Task requirements:
Answer these from the forum question below:
1. What data type does the Post table give the Quotation column?
2. Which two columns form the primary key of the UserPostAction table?
3. Which two columns does option A propose adding to the Post table?

Article:
Reputation: 524
I have an application that displays posts, and for each post the users can say if they like the post or not. For each post I should display how many users likes it and how many dont like it. Suppose I have these tables:
CREATE TABLE [dbo].[Post](
[Id] [bigint] IDENTITY(1,1) NOT NULL,
[Quotation] [text] NOT NULL,
CONSTRAINT [PK_Post] PRIMARY KEY CLUSTERED
(
[Id] ASC
)WITH (PAD_INDEX = OFF, STATISTICS_NORECOMPUTE = OFF, IGNORE_DUP_KEY = OFF, ALLOW_ROW_LOCKS = ON, ALLOW_PAGE_LOCKS = ON) ON [PRIMARY]
) ON [PRIMARY] TEXTIMAGE_ON [PRIMARY]
CREATE TABLE [dbo].[UserPostAction]( --Every action of the user (like or dislike) is recorded to this table
[PostId] [bigint] NOT NULL,
[UserId] [bigint] NOT NULL,
[ActionValue] [int] NOT NULL, --Like / Dislike
CONSTRAINT [PK_UserPostAction] PRIMARY KEY CLUSTERED
(
[PostId] ASC,
[UserId] ASC,
)WITH (PAD_INDEX = OFF, STATISTICS_NORECOMPUTE = OFF, IGNORE_DUP_KEY = OFF, ALLOW_ROW_LOCKS = ON, ALLOW_PAGE_LOCKS = ON) ON [PRIMARY]
) ON [PRIMARY]
What is the best way, performance wise, to have a select statement that returns a list of posts which contains the like/dislike statistics already in:
A) Add 2 more columns to Post table: TotalLike and TotalDislike, and when inserting a new record to UserPostAction I will update these columns? This way, when selecting posts from Post table I will have the statistics already calculated.

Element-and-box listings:
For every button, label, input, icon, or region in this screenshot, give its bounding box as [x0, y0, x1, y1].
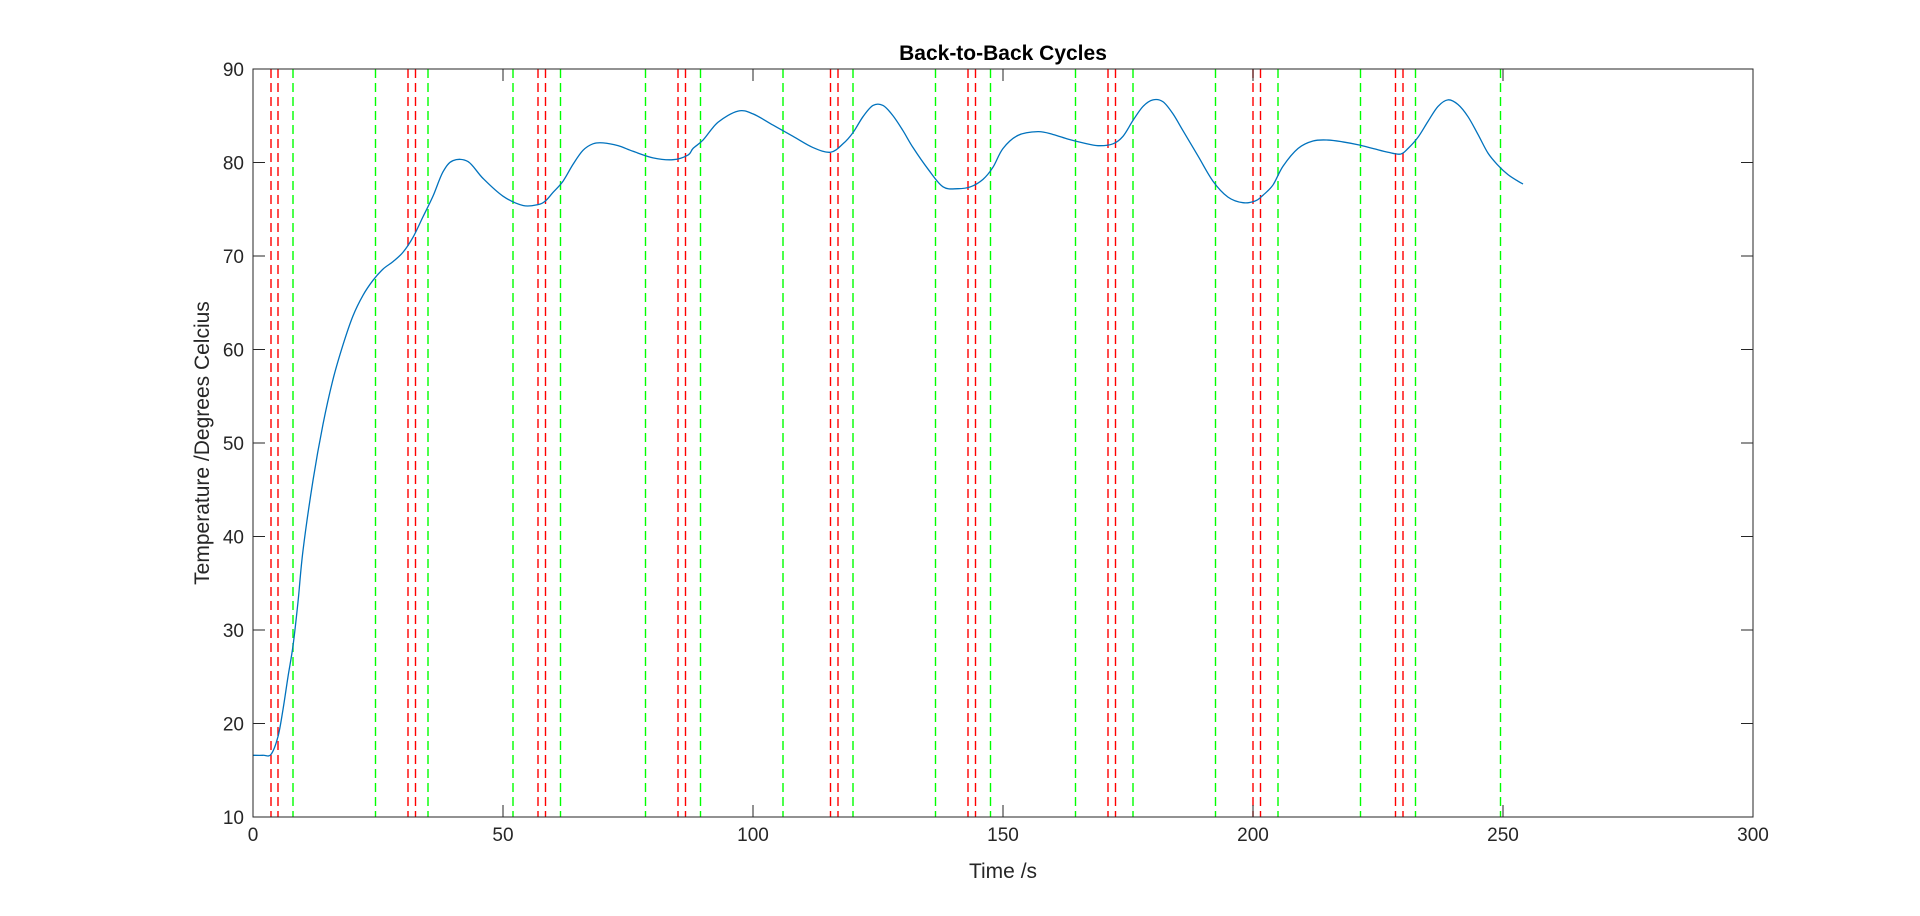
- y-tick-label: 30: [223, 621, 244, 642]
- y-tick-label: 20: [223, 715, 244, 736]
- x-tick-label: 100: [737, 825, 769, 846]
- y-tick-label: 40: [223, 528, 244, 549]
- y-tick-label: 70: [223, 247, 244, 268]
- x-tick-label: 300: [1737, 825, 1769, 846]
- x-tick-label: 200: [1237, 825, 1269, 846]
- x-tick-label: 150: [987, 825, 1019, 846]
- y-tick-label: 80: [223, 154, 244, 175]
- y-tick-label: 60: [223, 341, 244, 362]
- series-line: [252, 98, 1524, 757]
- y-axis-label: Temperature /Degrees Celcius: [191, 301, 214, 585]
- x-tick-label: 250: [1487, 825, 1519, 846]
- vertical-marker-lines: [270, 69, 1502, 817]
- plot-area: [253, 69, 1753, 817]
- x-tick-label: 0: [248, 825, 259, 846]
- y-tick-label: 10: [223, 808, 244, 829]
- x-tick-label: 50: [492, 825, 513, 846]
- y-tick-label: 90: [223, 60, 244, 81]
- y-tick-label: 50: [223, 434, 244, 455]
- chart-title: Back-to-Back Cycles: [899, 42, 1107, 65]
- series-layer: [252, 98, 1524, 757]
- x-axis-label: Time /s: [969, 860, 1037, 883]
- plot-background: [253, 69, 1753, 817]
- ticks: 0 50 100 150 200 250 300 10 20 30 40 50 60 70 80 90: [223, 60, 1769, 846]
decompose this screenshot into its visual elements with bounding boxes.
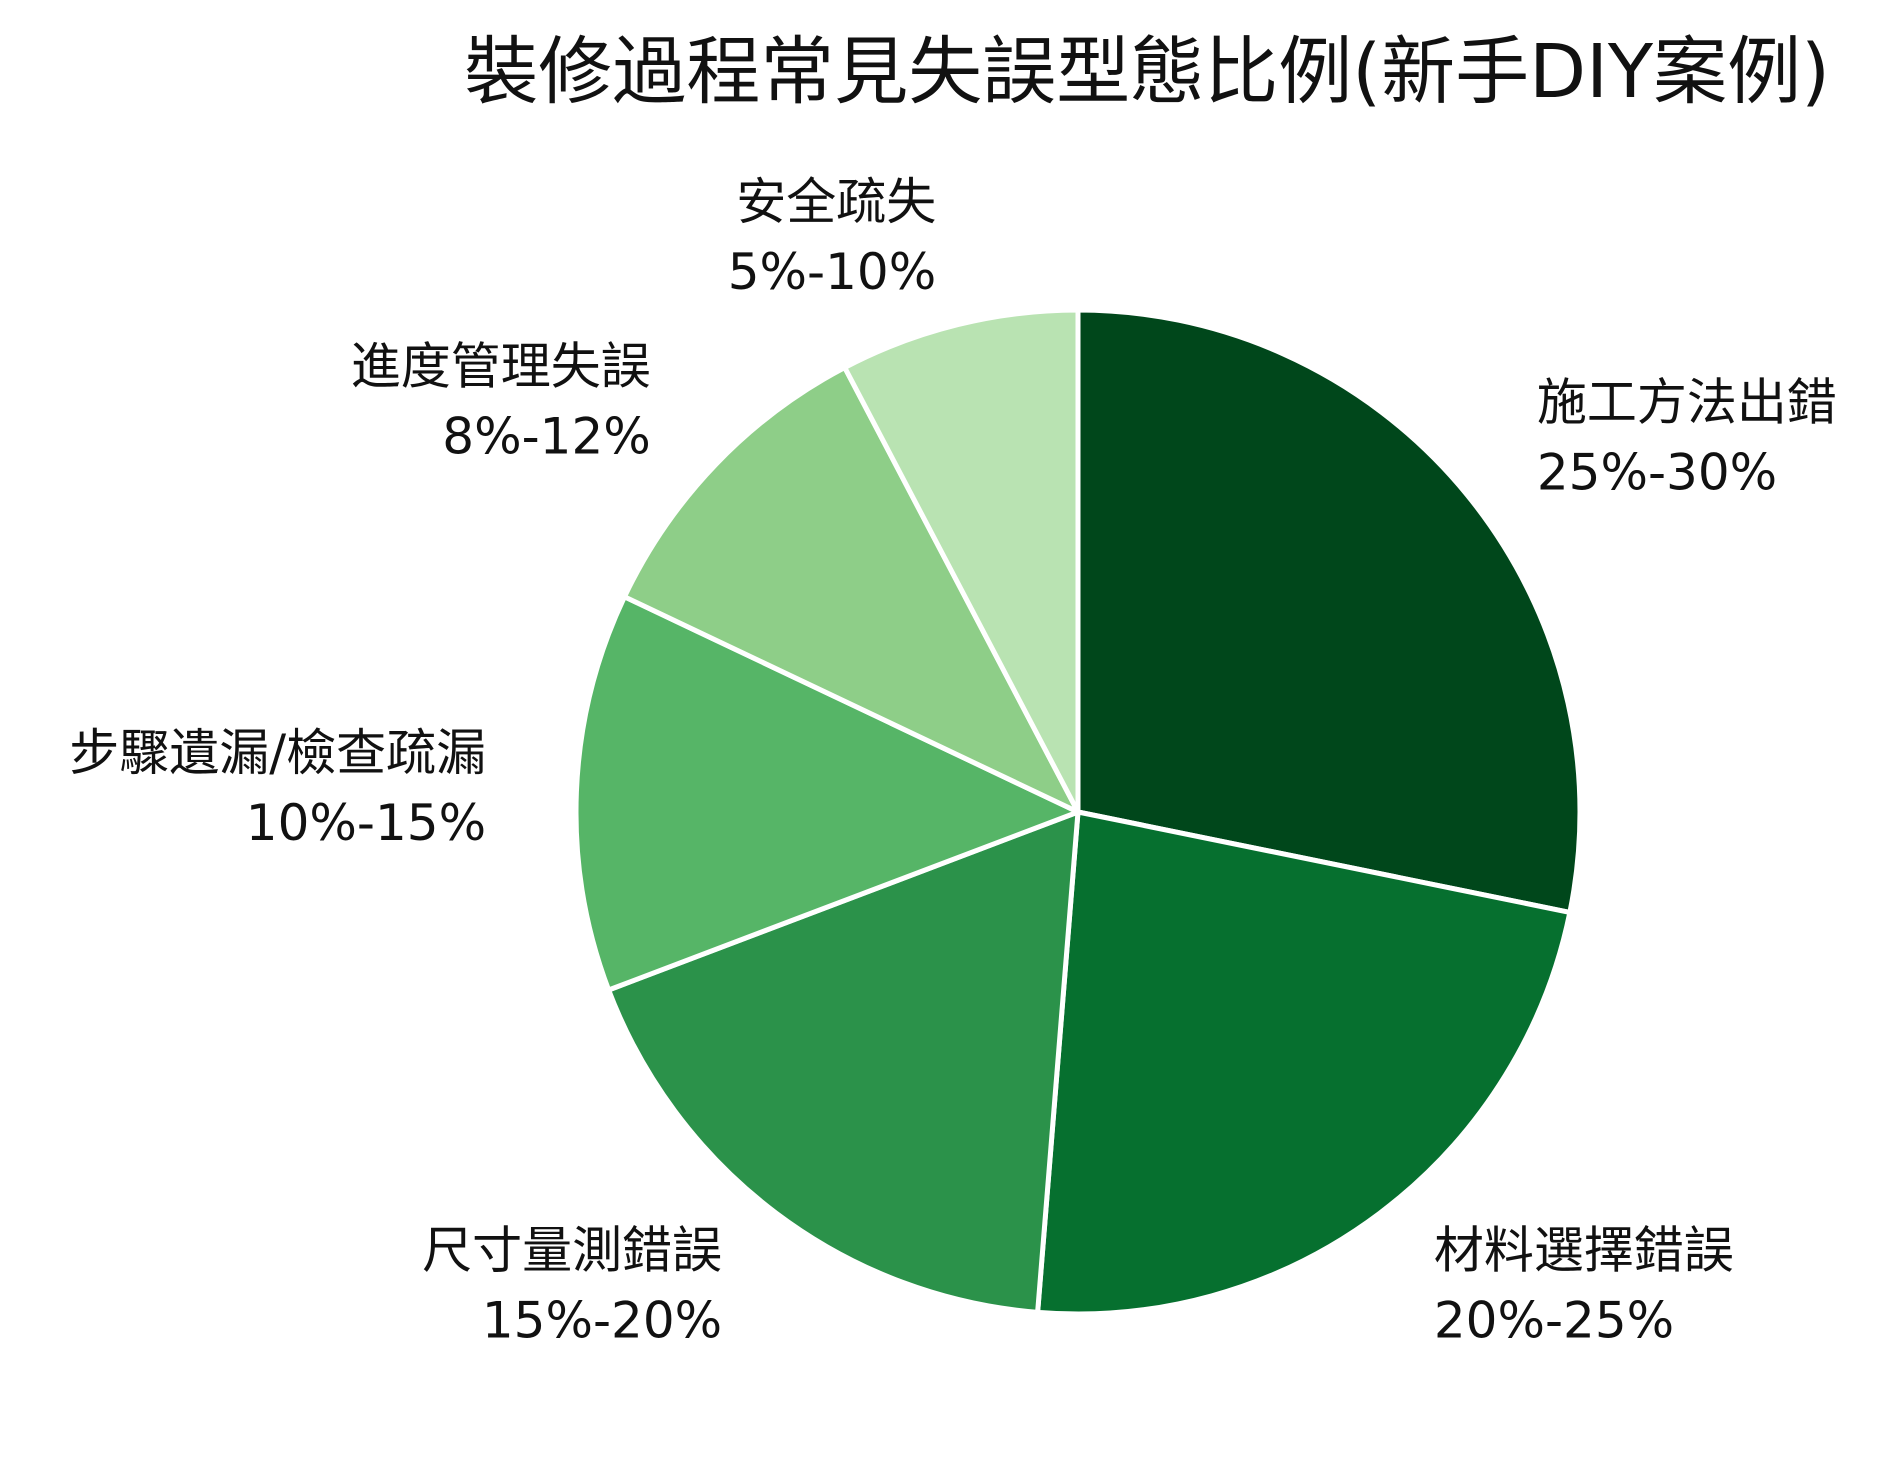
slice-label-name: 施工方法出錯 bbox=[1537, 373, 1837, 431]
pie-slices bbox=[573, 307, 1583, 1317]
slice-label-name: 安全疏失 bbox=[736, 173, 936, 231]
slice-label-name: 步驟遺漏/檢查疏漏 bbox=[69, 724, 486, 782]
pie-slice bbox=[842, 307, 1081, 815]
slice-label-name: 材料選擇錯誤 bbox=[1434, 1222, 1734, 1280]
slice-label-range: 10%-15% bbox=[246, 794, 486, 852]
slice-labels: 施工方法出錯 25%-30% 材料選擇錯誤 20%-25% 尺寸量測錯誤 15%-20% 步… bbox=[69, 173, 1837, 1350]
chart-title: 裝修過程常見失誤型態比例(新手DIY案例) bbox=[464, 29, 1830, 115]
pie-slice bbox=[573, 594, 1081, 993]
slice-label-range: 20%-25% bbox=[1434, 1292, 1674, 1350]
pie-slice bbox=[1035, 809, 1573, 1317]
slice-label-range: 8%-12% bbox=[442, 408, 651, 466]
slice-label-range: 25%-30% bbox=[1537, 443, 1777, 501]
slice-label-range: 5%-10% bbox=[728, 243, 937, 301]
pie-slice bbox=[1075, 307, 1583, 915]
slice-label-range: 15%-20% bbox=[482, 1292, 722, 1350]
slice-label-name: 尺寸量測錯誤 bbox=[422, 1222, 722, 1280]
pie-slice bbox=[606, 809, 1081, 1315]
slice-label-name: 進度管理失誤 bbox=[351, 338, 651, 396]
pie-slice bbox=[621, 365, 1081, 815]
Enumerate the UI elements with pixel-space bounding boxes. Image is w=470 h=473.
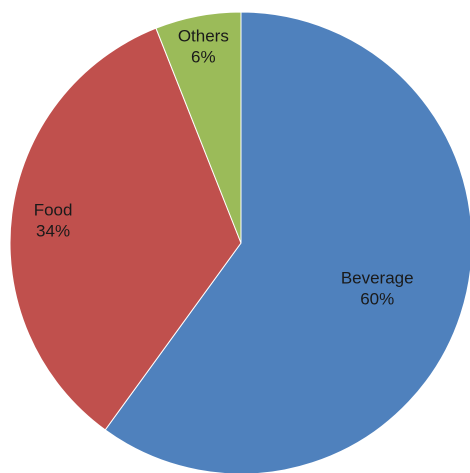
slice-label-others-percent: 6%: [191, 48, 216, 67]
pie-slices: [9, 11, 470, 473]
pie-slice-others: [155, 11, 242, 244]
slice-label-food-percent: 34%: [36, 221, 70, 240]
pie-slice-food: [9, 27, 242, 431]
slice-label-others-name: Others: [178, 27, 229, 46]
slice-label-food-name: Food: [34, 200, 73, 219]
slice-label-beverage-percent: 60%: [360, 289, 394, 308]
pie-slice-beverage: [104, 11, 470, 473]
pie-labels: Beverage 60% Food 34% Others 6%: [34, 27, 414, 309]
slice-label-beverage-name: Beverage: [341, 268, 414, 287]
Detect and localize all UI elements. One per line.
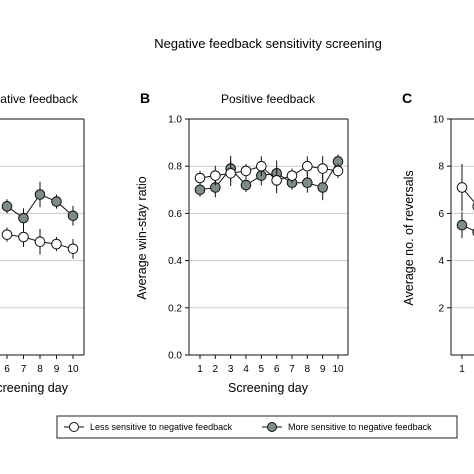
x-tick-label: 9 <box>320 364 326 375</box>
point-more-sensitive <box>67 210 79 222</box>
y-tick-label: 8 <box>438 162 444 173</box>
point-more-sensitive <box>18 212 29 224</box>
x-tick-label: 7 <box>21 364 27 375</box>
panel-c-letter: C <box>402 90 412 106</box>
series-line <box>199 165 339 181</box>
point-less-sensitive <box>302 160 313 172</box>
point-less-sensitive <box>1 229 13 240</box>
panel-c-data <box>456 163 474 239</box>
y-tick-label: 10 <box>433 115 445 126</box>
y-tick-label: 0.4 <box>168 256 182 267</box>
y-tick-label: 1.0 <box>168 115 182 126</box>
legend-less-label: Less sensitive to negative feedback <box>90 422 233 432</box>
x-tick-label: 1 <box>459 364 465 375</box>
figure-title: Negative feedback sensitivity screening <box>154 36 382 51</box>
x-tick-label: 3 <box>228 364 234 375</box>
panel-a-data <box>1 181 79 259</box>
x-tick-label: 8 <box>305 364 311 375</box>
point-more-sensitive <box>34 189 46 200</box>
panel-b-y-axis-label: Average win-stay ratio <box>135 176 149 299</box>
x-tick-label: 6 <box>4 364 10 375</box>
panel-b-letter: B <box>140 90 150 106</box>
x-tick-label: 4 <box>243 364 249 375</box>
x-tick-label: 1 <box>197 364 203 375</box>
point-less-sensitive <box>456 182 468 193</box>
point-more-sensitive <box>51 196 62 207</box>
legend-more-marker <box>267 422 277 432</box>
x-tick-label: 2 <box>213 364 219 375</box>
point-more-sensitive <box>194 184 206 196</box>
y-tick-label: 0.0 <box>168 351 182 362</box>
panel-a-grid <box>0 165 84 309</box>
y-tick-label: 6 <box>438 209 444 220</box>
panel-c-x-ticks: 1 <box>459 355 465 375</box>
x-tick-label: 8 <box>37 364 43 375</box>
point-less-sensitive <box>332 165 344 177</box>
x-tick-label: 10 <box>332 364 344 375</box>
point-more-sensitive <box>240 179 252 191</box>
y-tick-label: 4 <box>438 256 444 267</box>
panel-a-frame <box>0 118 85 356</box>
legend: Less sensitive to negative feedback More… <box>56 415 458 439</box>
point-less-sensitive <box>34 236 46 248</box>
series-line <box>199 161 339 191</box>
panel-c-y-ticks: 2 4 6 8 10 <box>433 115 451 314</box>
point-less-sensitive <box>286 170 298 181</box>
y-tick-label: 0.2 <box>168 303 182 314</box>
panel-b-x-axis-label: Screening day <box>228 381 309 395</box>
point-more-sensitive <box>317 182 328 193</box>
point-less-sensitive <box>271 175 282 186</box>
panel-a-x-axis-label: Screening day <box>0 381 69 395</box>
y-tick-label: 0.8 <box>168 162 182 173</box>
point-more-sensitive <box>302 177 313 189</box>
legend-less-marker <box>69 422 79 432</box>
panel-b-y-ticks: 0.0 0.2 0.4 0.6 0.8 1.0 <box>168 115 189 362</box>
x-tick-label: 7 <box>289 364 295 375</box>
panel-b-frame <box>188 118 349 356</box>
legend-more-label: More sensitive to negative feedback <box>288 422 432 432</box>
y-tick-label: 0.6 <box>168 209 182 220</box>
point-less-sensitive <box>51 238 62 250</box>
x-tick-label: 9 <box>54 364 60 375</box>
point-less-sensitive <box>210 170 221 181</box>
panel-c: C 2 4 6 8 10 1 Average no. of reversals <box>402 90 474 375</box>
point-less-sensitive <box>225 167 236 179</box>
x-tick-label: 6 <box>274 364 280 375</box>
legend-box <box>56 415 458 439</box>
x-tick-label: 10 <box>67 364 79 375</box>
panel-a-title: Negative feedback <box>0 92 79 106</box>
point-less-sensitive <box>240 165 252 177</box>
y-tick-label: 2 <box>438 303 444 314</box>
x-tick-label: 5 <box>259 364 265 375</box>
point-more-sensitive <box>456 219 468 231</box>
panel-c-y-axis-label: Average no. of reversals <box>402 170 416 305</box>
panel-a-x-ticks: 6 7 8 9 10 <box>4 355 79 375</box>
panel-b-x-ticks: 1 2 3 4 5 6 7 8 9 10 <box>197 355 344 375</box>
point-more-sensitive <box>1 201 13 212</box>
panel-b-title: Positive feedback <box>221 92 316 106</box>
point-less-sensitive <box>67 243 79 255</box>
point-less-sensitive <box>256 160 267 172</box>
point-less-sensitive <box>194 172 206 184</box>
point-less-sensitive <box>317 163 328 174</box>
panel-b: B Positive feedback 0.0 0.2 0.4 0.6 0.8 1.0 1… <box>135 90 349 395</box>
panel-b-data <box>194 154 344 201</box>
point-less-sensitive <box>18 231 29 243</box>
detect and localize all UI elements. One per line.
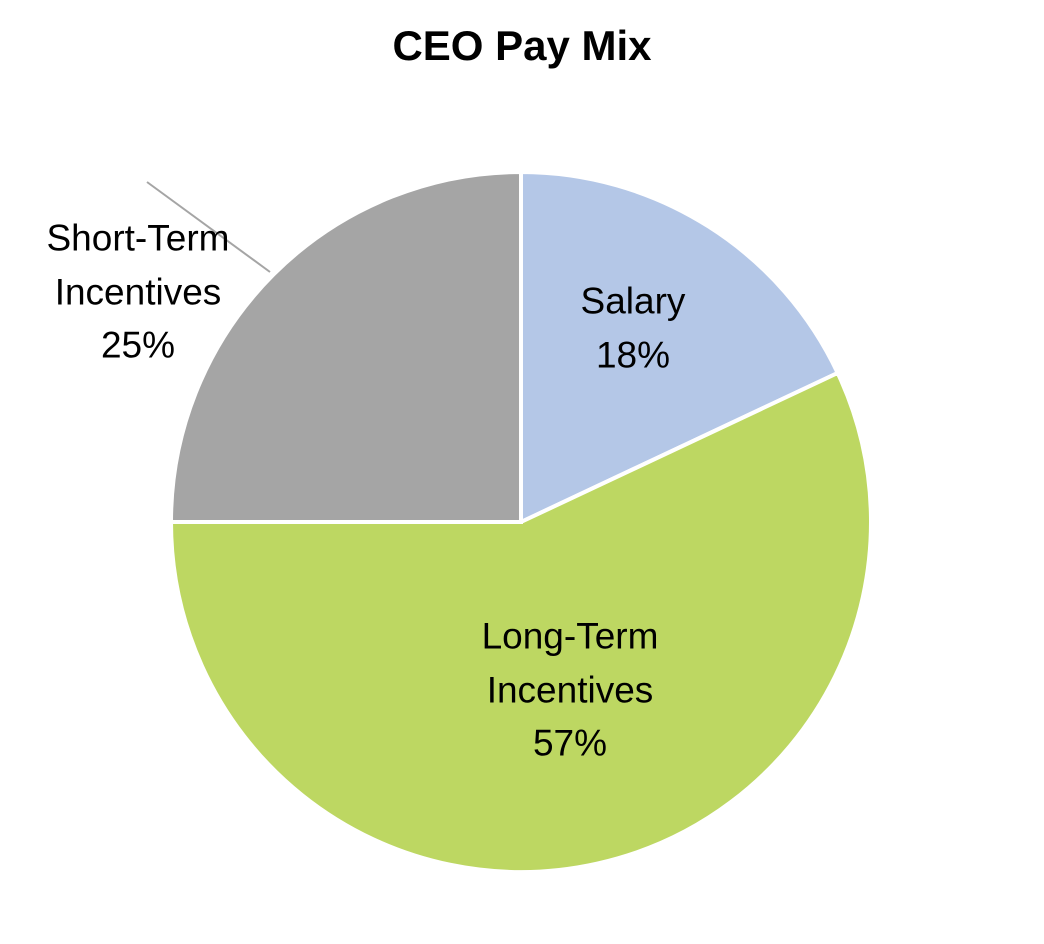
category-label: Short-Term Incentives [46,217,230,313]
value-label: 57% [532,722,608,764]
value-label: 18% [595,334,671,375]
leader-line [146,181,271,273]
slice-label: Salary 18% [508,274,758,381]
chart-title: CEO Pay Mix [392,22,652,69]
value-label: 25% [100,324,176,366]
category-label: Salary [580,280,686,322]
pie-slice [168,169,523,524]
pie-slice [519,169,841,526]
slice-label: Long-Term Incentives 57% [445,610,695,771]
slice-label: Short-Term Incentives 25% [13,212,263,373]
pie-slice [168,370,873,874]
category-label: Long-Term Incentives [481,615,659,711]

Finished task:
1. text
2. PostId and UserId
3. TotalLike and TotalDislike